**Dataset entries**
=-=-=-=-=

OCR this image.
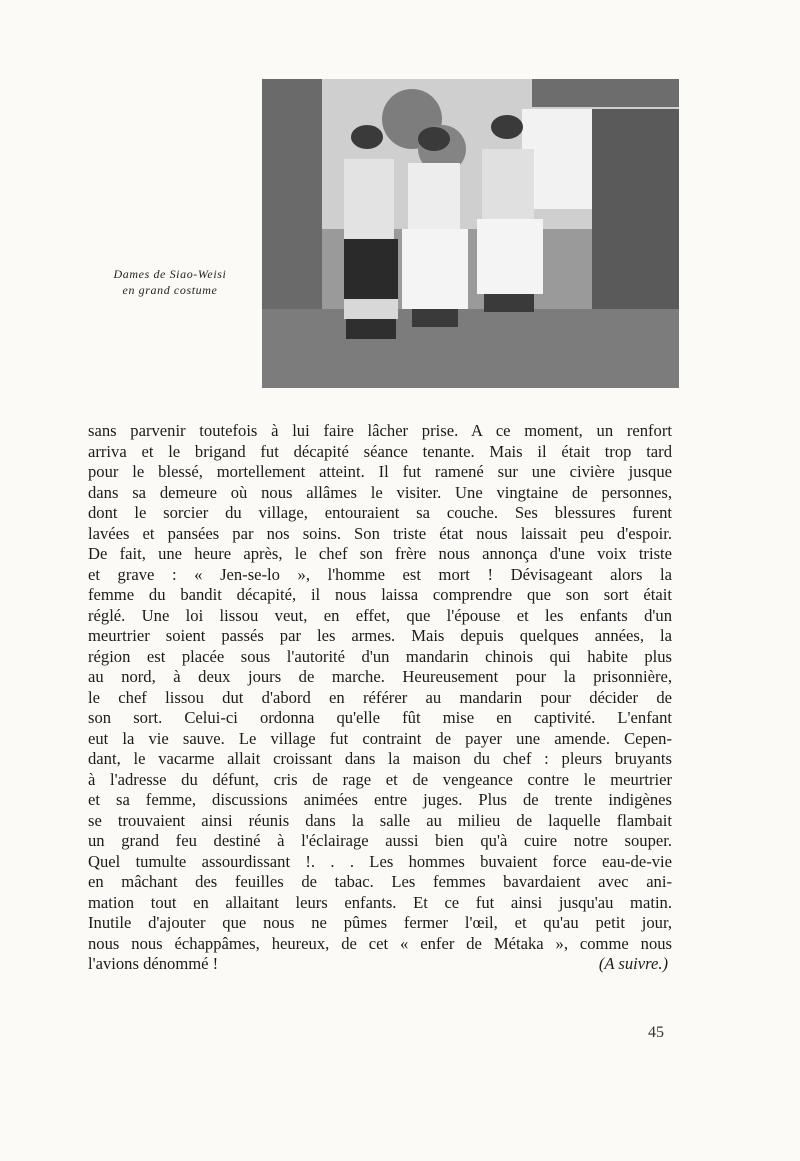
Dames de Siao-Weisi
en grand costume
sans parvenir toutefois à lui faire lâcher prise. A ce moment, un renfort
arriva et le brigand fut décapité séance tenante. Mais il était trop tard
pour le blessé, mortellement atteint. Il fut ramené sur une civière jusque
dans sa demeure où nous allâmes le visiter. Une vingtaine de personnes,
dont le sorcier du village, entouraient sa couche. Ses blessures furent
lavées et pansées par nos soins. Son triste état nous laissait peu d'espoir.
De fait, une heure après, le chef son frère nous annonça d'une voix triste
et grave : « Jen-se-lo », l'homme est mort ! Dévisageant alors la
femme du bandit décapité, il nous laissa comprendre que son sort était
réglé. Une loi lissou veut, en effet, que l'épouse et les enfants d'un
meurtrier soient passés par les armes. Mais depuis quelques années, la
région est placée sous l'autorité d'un mandarin chinois qui habite plus
au nord, à deux jours de marche. Heureusement pour la prisonnière,
le chef lissou dut d'abord en référer au mandarin pour décider de
son sort. Celui-ci ordonna qu'elle fût mise en captivité. L'enfant
eut la vie sauve. Le village fut contraint de payer une amende. Cepen-
dant, le vacarme allait croissant dans la maison du chef : pleurs bruyants
à l'adresse du défunt, cris de rage et de vengeance contre le meurtrier
et sa femme, discussions animées entre juges. Plus de trente indigènes
se trouvaient ainsi réunis dans la salle au milieu de laquelle flambait
un grand feu destiné à l'éclairage aussi bien qu'à cuire notre souper.
Quel tumulte assourdissant !. . . Les hommes buvaient force eau-de-vie
en mâchant des feuilles de tabac. Les femmes bavardaient avec ani-
mation tout en allaitant leurs enfants. Et ce fut ainsi jusqu'au matin.
Inutile d'ajouter que nous ne pûmes fermer l'œil, et qu'au petit jour,
nous nous échappâmes, heureux, de cet « enfer de Métaka », comme nous
l'avions dénommé !	(A suivre.)
45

=-=-=-=-=

All preceding records should be duplicated verbatim, images excepted.

OCR this image.
Dames de Siao-Weisi
en grand costume
sans parvenir toutefois à lui faire lâcher prise. A ce moment, un renfort
arriva et le brigand fut décapité séance tenante. Mais il était trop tard
pour le blessé, mortellement atteint. Il fut ramené sur une civière jusque
dans sa demeure où nous allâmes le visiter. Une vingtaine de personnes,
dont le sorcier du village, entouraient sa couche. Ses blessures furent
lavées et pansées par nos soins. Son triste état nous laissait peu d'espoir.
De fait, une heure après, le chef son frère nous annonça d'une voix triste
et grave : « Jen-se-lo », l'homme est mort ! Dévisageant alors la
femme du bandit décapité, il nous laissa comprendre que son sort était
réglé. Une loi lissou veut, en effet, que l'épouse et les enfants d'un
meurtrier soient passés par les armes. Mais depuis quelques années, la
région est placée sous l'autorité d'un mandarin chinois qui habite plus
au nord, à deux jours de marche. Heureusement pour la prisonnière,
le chef lissou dut d'abord en référer au mandarin pour décider de
son sort. Celui-ci ordonna qu'elle fût mise en captivité. L'enfant
eut la vie sauve. Le village fut contraint de payer une amende. Cepen-
dant, le vacarme allait croissant dans la maison du chef : pleurs bruyants
à l'adresse du défunt, cris de rage et de vengeance contre le meurtrier
et sa femme, discussions animées entre juges. Plus de trente indigènes
se trouvaient ainsi réunis dans la salle au milieu de laquelle flambait
un grand feu destiné à l'éclairage aussi bien qu'à cuire notre souper.
Quel tumulte assourdissant !. . . Les hommes buvaient force eau-de-vie
en mâchant des feuilles de tabac. Les femmes bavardaient avec ani-
mation tout en allaitant leurs enfants. Et ce fut ainsi jusqu'au matin.
Inutile d'ajouter que nous ne pûmes fermer l'œil, et qu'au petit jour,
nous nous échappâmes, heureux, de cet « enfer de Métaka », comme nous
l'avions dénommé !	(A suivre.)
45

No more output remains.